Job:
Please retype the records below exactly, leaving out any pictures.

====== Supplied material

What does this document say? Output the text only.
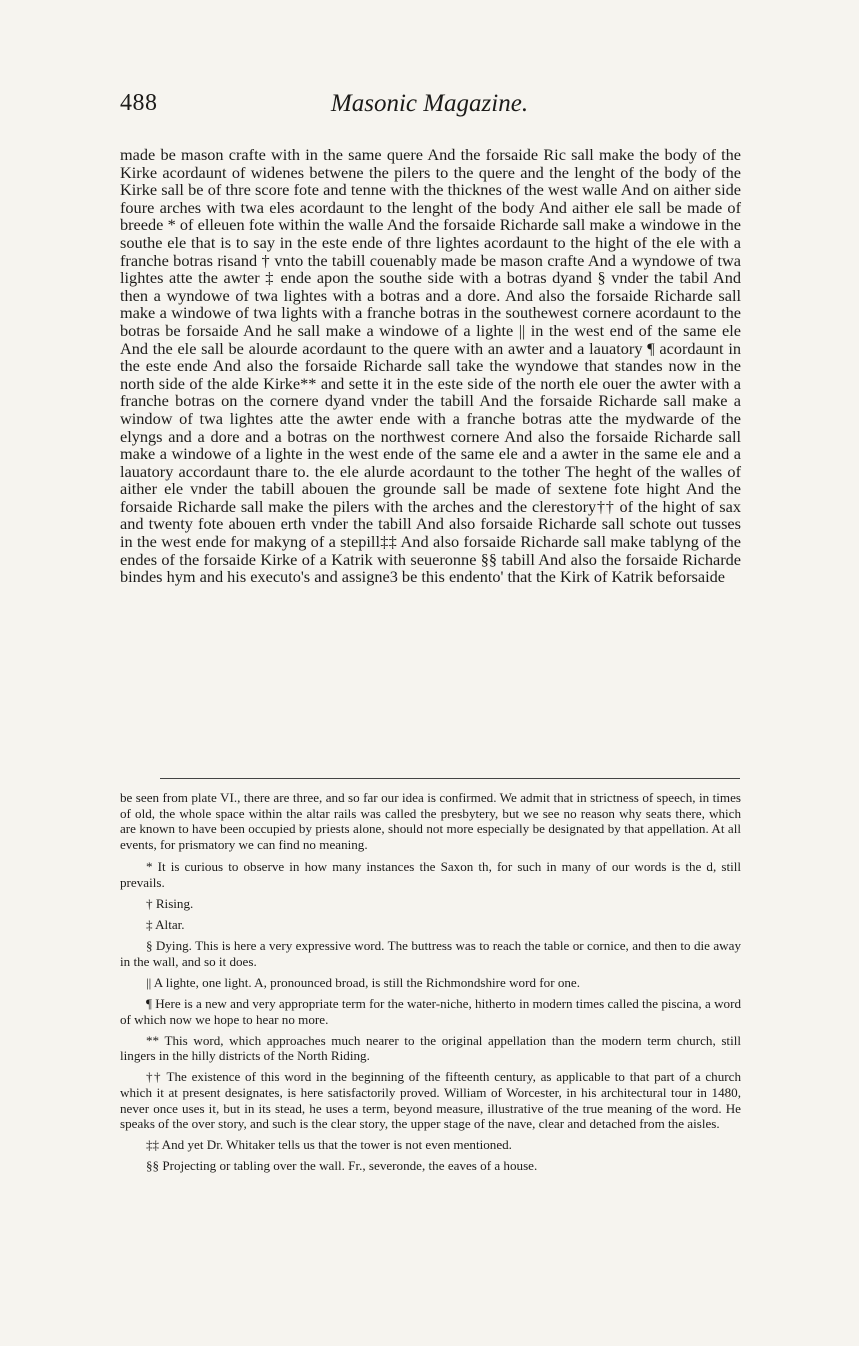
488	Masonic Magazine.

made be mason crafte with in the same quere And the forsaide Ric sall make the body of the Kirke acordaunt of widenes betwene the pilers to the quere and the lenght of the body of the Kirke sall be of thre score fote and tenne with the thicknes of the west walle And on aither side foure arches with twa eles acordaunt to the lenght of the body And aither ele sall be made of breede * of elleuen fote within the walle And the forsaide Richarde sall make a windowe in the southe ele that is to say in the este ende of thre lightes acordaunt to the hight of the ele with a franche botras risand † vnto the tabill couenably made be mason crafte And a wyndowe of twa lightes atte the awter ‡ ende apon the southe side with a botras dyand § vnder the tabil And then a wyndowe of twa lightes with a botras and a dore. And also the forsaide Richarde sall make a windowe of twa lights with a franche botras in the southewest cornere acordaunt to the botras be forsaide And he sall make a windowe of a lighte || in the west end of the same ele And the ele sall be alourde acordaunt to the quere with an awter and a lauatory ¶ acordaunt in the este ende And also the forsaide Richarde sall take the wyndowe that standes now in the north side of the alde Kirke** and sette it in the este side of the north ele ouer the awter with a franche botras on the cornere dyand vnder the tabill And the forsaide Richarde sall make a window of twa lightes atte the awter ende with a franche botras atte the mydwarde of the elyngs and a dore and a botras on the northwest cornere And also the forsaide Richarde sall make a windowe of a lighte in the west ende of the same ele and a awter in the same ele and a lauatory accordaunt thare to. the ele alurde acordaunt to the tother The heght of the walles of aither ele vnder the tabill abouen the grounde sall be made of sextene fote hight And the forsaide Richarde sall make the pilers with the arches and the clerestory†† of the hight of sax and twenty fote abouen erth vnder the tabill And also forsaide Richarde sall schote out tusses in the west ende for makyng of a stepill‡‡ And also forsaide Richarde sall make tablyng of the endes of the forsaide Kirke of a Katrik with seueronne §§ tabill And also the forsaide Richarde bindes hym and his executo's and assigne3 be this endento' that the Kirk of Katrik beforsaide

be seen from plate VI., there are three, and so far our idea is confirmed. We admit that in strictness of speech, in times of old, the whole space within the altar rails was called the presbytery, but we see no reason why seats there, which are known to have been occupied by priests alone, should not more especially be designated by that appellation. At all events, for prismatory we can find no meaning.

* It is curious to observe in how many instances the Saxon th, for such in many of our words is the d, still prevails.

† Rising.

‡ Altar.

§ Dying. This is here a very expressive word. The buttress was to reach the table or cornice, and then to die away in the wall, and so it does.

|| A lighte, one light. A, pronounced broad, is still the Richmondshire word for one.

¶ Here is a new and very appropriate term for the water-niche, hitherto in modern times called the piscina, a word of which now we hope to hear no more.

** This word, which approaches much nearer to the original appellation than the modern term church, still lingers in the hilly districts of the North Riding.

†† The existence of this word in the beginning of the fifteenth century, as applicable to that part of a church which it at present designates, is here satisfactorily proved. William of Worcester, in his architectural tour in 1480, never once uses it, but in its stead, he uses a term, beyond measure, illustrative of the true meaning of the word. He speaks of the over story, and such is the clear story, the upper stage of the nave, clear and detached from the aisles.

‡‡ And yet Dr. Whitaker tells us that the tower is not even mentioned.

§§ Projecting or tabling over the wall. Fr., severonde, the eaves of a house.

============

Finished task:
What does this document say? Output the text only.
488	Masonic Magazine.

made be mason crafte with in the same quere And the forsaide Ric sall make the body of the Kirke acordaunt of widenes betwene the pilers to the quere and the lenght of the body of the Kirke sall be of thre score fote and tenne with the thicknes of the west walle And on aither side foure arches with twa eles acordaunt to the lenght of the body And aither ele sall be made of breede * of elleuen fote within the walle And the forsaide Richarde sall make a windowe in the southe ele that is to say in the este ende of thre lightes acordaunt to the hight of the ele with a franche botras risand † vnto the tabill couenably made be mason crafte And a wyndowe of twa lightes atte the awter ‡ ende apon the southe side with a botras dyand § vnder the tabil And then a wyndowe of twa lightes with a botras and a dore. And also the forsaide Richarde sall make a windowe of twa lights with a franche botras in the southewest cornere acordaunt to the botras be forsaide And he sall make a windowe of a lighte || in the west end of the same ele And the ele sall be alourde acordaunt to the quere with an awter and a lauatory ¶ acordaunt in the este ende And also the forsaide Richarde sall take the wyndowe that standes now in the north side of the alde Kirke** and sette it in the este side of the north ele ouer the awter with a franche botras on the cornere dyand vnder the tabill And the forsaide Richarde sall make a window of twa lightes atte the awter ende with a franche botras atte the mydwarde of the elyngs and a dore and a botras on the northwest cornere And also the forsaide Richarde sall make a windowe of a lighte in the west ende of the same ele and a awter in the same ele and a lauatory accordaunt thare to. the ele alurde acordaunt to the tother The heght of the walles of aither ele vnder the tabill abouen the grounde sall be made of sextene fote hight And the forsaide Richarde sall make the pilers with the arches and the clerestory†† of the hight of sax and twenty fote abouen erth vnder the tabill And also forsaide Richarde sall schote out tusses in the west ende for makyng of a stepill‡‡ And also forsaide Richarde sall make tablyng of the endes of the forsaide Kirke of a Katrik with seueronne §§ tabill And also the forsaide Richarde bindes hym and his executo's and assigne3 be this endento' that the Kirk of Katrik beforsaide

be seen from plate VI., there are three, and so far our idea is confirmed. We admit that in strictness of speech, in times of old, the whole space within the altar rails was called the presbytery, but we see no reason why seats there, which are known to have been occupied by priests alone, should not more especially be designated by that appellation. At all events, for prismatory we can find no meaning.

* It is curious to observe in how many instances the Saxon th, for such in many of our words is the d, still prevails.

† Rising.

‡ Altar.

§ Dying. This is here a very expressive word. The buttress was to reach the table or cornice, and then to die away in the wall, and so it does.

|| A lighte, one light. A, pronounced broad, is still the Richmondshire word for one.

¶ Here is a new and very appropriate term for the water-niche, hitherto in modern times called the piscina, a word of which now we hope to hear no more.

** This word, which approaches much nearer to the original appellation than the modern term church, still lingers in the hilly districts of the North Riding.

†† The existence of this word in the beginning of the fifteenth century, as applicable to that part of a church which it at present designates, is here satisfactorily proved. William of Worcester, in his architectural tour in 1480, never once uses it, but in its stead, he uses a term, beyond measure, illustrative of the true meaning of the word. He speaks of the over story, and such is the clear story, the upper stage of the nave, clear and detached from the aisles.

‡‡ And yet Dr. Whitaker tells us that the tower is not even mentioned.

§§ Projecting or tabling over the wall. Fr., severonde, the eaves of a house.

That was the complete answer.